@kennethamy,
kennethamy;134246 wrote:I'll take Manhattan. What makes you think there is such a distinction, whatever it is? Is it also true that pragmatically speaking Quito in the capital of Ecuador, but that transcendentally speaking it isn't? I think that the next student who takes an examination on the capitals of South America should give that answer.
I stand by my words, which were really quite clear. From my perspective, your position is a confusion of these two types of philosophy. Scientific correspondence is always approximate, as it is the application of one transcendental faculty against
another kind of transcendental, intuitive time and space which are
continuous, not digital/numerical. Both Einstein and Wittgenstein knew this.
Transcendental truth is limited, and is not ideal for the description of the non-human...but natural science
is human, so transcendental philosophy
can investigate its methods, advantages, disadvantages.
In my opinion, you have not investigated your method enough to distinguish between correspondence and consensus....

* **Given information**
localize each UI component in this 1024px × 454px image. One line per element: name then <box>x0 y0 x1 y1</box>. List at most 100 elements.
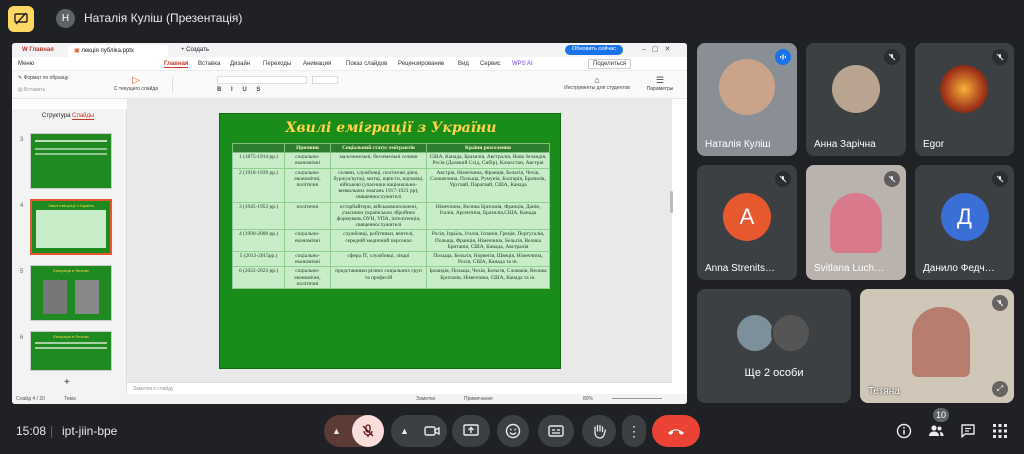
window-controls[interactable]: –▢✕ <box>642 45 676 53</box>
zoom-level[interactable]: 80% <box>583 396 593 402</box>
participant-name: Svitlana Luch… <box>814 263 885 274</box>
hang-up-icon <box>668 429 684 435</box>
participants-count-badge: 10 <box>933 408 950 422</box>
slide-thumbnail-5[interactable]: Еміграція в Японію <box>30 265 112 321</box>
chat-icon[interactable] <box>960 423 976 439</box>
table-row: 2 (1918-1939 рр.) соціально-економічні, п… <box>232 167 550 203</box>
face-shape <box>912 307 970 377</box>
layout-tools[interactable] <box>172 77 202 93</box>
menu-wps-ai[interactable]: WPS AI <box>512 61 533 67</box>
captions-icon <box>548 425 564 437</box>
emigration-table: Причини Соціальний статус емігрантів Кра… <box>232 142 550 290</box>
text-format-buttons[interactable]: B I U S <box>217 87 264 93</box>
zoom-slider[interactable] <box>612 398 662 399</box>
pin-icon[interactable]: ⤢ <box>992 381 1008 397</box>
parameters-button[interactable]: ☰ Параметры <box>640 75 680 92</box>
tab-new[interactable]: + Создать <box>175 45 215 57</box>
menu-home[interactable]: Главная <box>164 61 189 68</box>
ribbon-toolbar: ✎ Формат по образцу ▤ Вставить ▷ С текуще… <box>12 71 687 99</box>
slide-thumbnail-3[interactable] <box>30 133 112 189</box>
presentation-icon[interactable] <box>8 6 34 32</box>
menu-design[interactable]: Дизайн <box>230 61 250 67</box>
tab-presentation-file[interactable]: ▣ лекція публіка.pptx <box>68 45 168 57</box>
font-name-select[interactable] <box>217 76 307 84</box>
avatar <box>940 65 988 113</box>
mic-off-button[interactable] <box>352 415 384 447</box>
participant-tile[interactable]: A Anna Strenits… <box>697 165 797 280</box>
theme-label[interactable]: Тема <box>64 396 76 402</box>
comment-toggle[interactable]: Примечание <box>464 396 493 402</box>
table-cell-reason: соціально-економічні <box>284 251 331 268</box>
activities-icon[interactable] <box>992 423 1008 439</box>
menu-tools[interactable]: Сервис <box>480 61 501 67</box>
raise-hand-button[interactable] <box>582 415 616 447</box>
face-shape <box>719 59 775 115</box>
more-participants-tile[interactable]: Ще 2 особи <box>697 289 851 403</box>
from-current-slide-button[interactable]: ▷ С текущего слайда <box>106 75 166 92</box>
table-header <box>232 142 285 154</box>
add-slide-icon[interactable]: + <box>64 377 70 388</box>
notes-toggle[interactable]: Заметки <box>416 396 435 402</box>
table-cell-reason: політичні <box>284 201 331 231</box>
table-cell-reason: соціально-економічні, політичні <box>284 266 331 290</box>
present-screen-button[interactable] <box>452 415 490 447</box>
mic-off-icon <box>775 171 791 187</box>
slide-thumbnail-6[interactable]: Еміграція в Японію <box>30 331 112 371</box>
slide-notes-field[interactable]: Заметки к слайду <box>127 382 672 394</box>
menu-transitions[interactable]: Переходы <box>263 61 291 67</box>
format-painter-button[interactable]: ✎ Формат по образцу <box>18 75 68 81</box>
paste-button[interactable]: ▤ Вставить <box>18 87 45 93</box>
captions-button[interactable] <box>538 415 574 447</box>
camera-button[interactable] <box>417 415 447 447</box>
table-cell-status: сфера IT, службовці, лікарі <box>330 251 427 268</box>
mic-off-icon <box>884 49 900 65</box>
panel-tab-structure[interactable]: Структура <box>42 113 70 119</box>
menu-animation[interactable]: Анимация <box>303 61 331 67</box>
tools-for-students-button[interactable]: ⌂ Инструменты для студентов <box>557 75 637 91</box>
meeting-info-icon[interactable] <box>896 423 912 439</box>
share-button[interactable]: Поделиться <box>588 59 632 69</box>
participant-tile[interactable]: Д Данило Федч… <box>915 165 1014 280</box>
face-shape <box>830 193 882 253</box>
end-call-button[interactable] <box>652 415 700 447</box>
status-bar: Слайд 4 / 20 Тема Заметки Примечание 80% <box>12 394 687 404</box>
slides-panel: Структура Слайды 3 4 Хвилі еміграції з У… <box>12 109 127 394</box>
participant-name: Тетяна <box>868 386 900 397</box>
panel-tab-slides[interactable]: Слайды <box>72 113 95 120</box>
menu-slideshow[interactable]: Показ слайдов <box>346 61 387 67</box>
meeting-code: ipt-jiin-bpe <box>62 424 118 438</box>
presenter-title: Наталія Куліш (Презентація) <box>84 11 243 25</box>
avatar-letter: Д <box>940 192 989 241</box>
more-options-button[interactable]: ⋮ <box>622 415 646 447</box>
update-now-button[interactable]: Обновить сейчас <box>565 45 623 55</box>
canvas-scrollbar[interactable] <box>670 191 673 213</box>
people-icon[interactable] <box>928 423 944 439</box>
table-header-row: Причини Соціальний статус емігрантів Кра… <box>232 142 550 154</box>
chevron-up-icon[interactable]: ▲ <box>400 426 409 436</box>
participant-tile[interactable]: Наталія Куліш <box>697 43 797 156</box>
slide-title: Хвилі еміграції з України <box>285 120 497 136</box>
menu-view[interactable]: Вид <box>458 61 469 67</box>
table-cell-status: малоземельні, безземельні селяни <box>330 152 427 169</box>
participant-tile[interactable]: Egor <box>915 43 1014 156</box>
table-cell-countries: Ірландія, Польща, Чехія, Бельгія, Словак… <box>426 266 550 290</box>
avatar-letter: A <box>723 192 771 241</box>
chevron-up-icon[interactable]: ▲ <box>332 426 341 436</box>
clock: 15:08 <box>16 424 47 438</box>
table-cell-countries: Росія, Ізраїль, Італія, Іспанія, Греція,… <box>426 229 550 253</box>
menu-insert[interactable]: Вставка <box>198 61 220 67</box>
font-size-select[interactable] <box>312 76 338 84</box>
emoji-button[interactable] <box>497 415 529 447</box>
emoji-icon <box>505 423 521 439</box>
participant-name: Egor <box>923 139 945 150</box>
table-cell-period: 6 (2022-2023 рр.) <box>232 266 285 290</box>
participant-tile[interactable]: Анна Зарічна <box>806 43 906 156</box>
participant-tile[interactable]: ⤢ Тетяна <box>860 289 1014 403</box>
menu-review[interactable]: Рецензирование <box>398 61 444 67</box>
camera-icon <box>424 426 440 436</box>
shapes-gallery[interactable] <box>482 77 532 93</box>
file-menu[interactable]: Меню <box>18 61 34 67</box>
slide-thumbnail-4[interactable]: Хвилі еміграції з України <box>30 199 112 255</box>
participant-tile[interactable]: Svitlana Luch… <box>806 165 906 280</box>
tab-home[interactable]: W Главная <box>16 45 60 57</box>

* **Written task 1**
From the listing, arrange the lines from the one containing "window-controls[interactable]: –▢✕ <box>642" through the one containing "captions-icon <box>548 425 564 437</box>", both included, as a numbered list, leaving out any blank lines.
* **Written task 2**
Pick up the reply about correspondence and consensus in transcendental philosophy and continue it past its final sentence.

* **Response 1**
1. window-controls[interactable]: –▢✕ <box>642 45 676 53</box>
2. zoom-level[interactable]: 80% <box>583 396 593 402</box>
3. participant-name: Svitlana Luch… <box>814 263 885 274</box>
4. hang-up-icon <box>668 429 684 435</box>
5. participants-count-badge: 10 <box>933 408 950 422</box>
6. slide-thumbnail-5[interactable]: Еміграція в Японію <box>30 265 112 321</box>
7. chat-icon[interactable] <box>960 423 976 439</box>
8. table-row: 2 (1918-1939 рр.) соціально-економічні, п… <box>232 167 550 203</box>
9. face-shape <box>912 307 970 377</box>
10. layout-tools[interactable] <box>172 77 202 93</box>
11. menu-wps-ai[interactable]: WPS AI <box>512 61 533 67</box>
12. captions-icon <box>548 425 564 437</box>

* **Response 2**
Quote:
Albert Einstein stated that
"as far as the laws of mathematics refer to reality, they are not certain; and as far as they are certain, they do not refer to reality."
[6]
Quote:
6.1262 Proof in logic is merely a mechanical expedient to facilitate the
recognition of tautologies in complicated cases.
6.234 Mathematics is a method of logic.
6.2323 An equation merely marks the point of view from which I consider
the two expressions: it marks their equivalence in meaning.
6.31 The so-called law of induction cannot possibly be a law of logic,
since it is obviously a proposition with sense.---Nor, therefore, can it
be an a priori law.
6.32 The law of causality is not a law but the form of a law.
6.362 What can be described can happen too: and what the law of
causality is meant to exclude cannot even be described.
6.363 The procedure of induction consists in accepting as true the
simplest law that can be reconciled with our experiences.
6.3631 This procedure, however, has no logical justification but only a
psychological one. It is clear that there are no grounds for believing
that the simplest eventuality will in fact be realized.
6.36311 It is an hypothesis that the sun will rise tomorrow: and this
means that we do not know whether it will rise.
6.37 There is no compulsion making one thing happen because another has
happened. The only necessity that exists is logical necessity.
6.371 The whole modern conception of the world is founded on the
illusion that the so-called laws of nature are the explanations of
natural phenomena.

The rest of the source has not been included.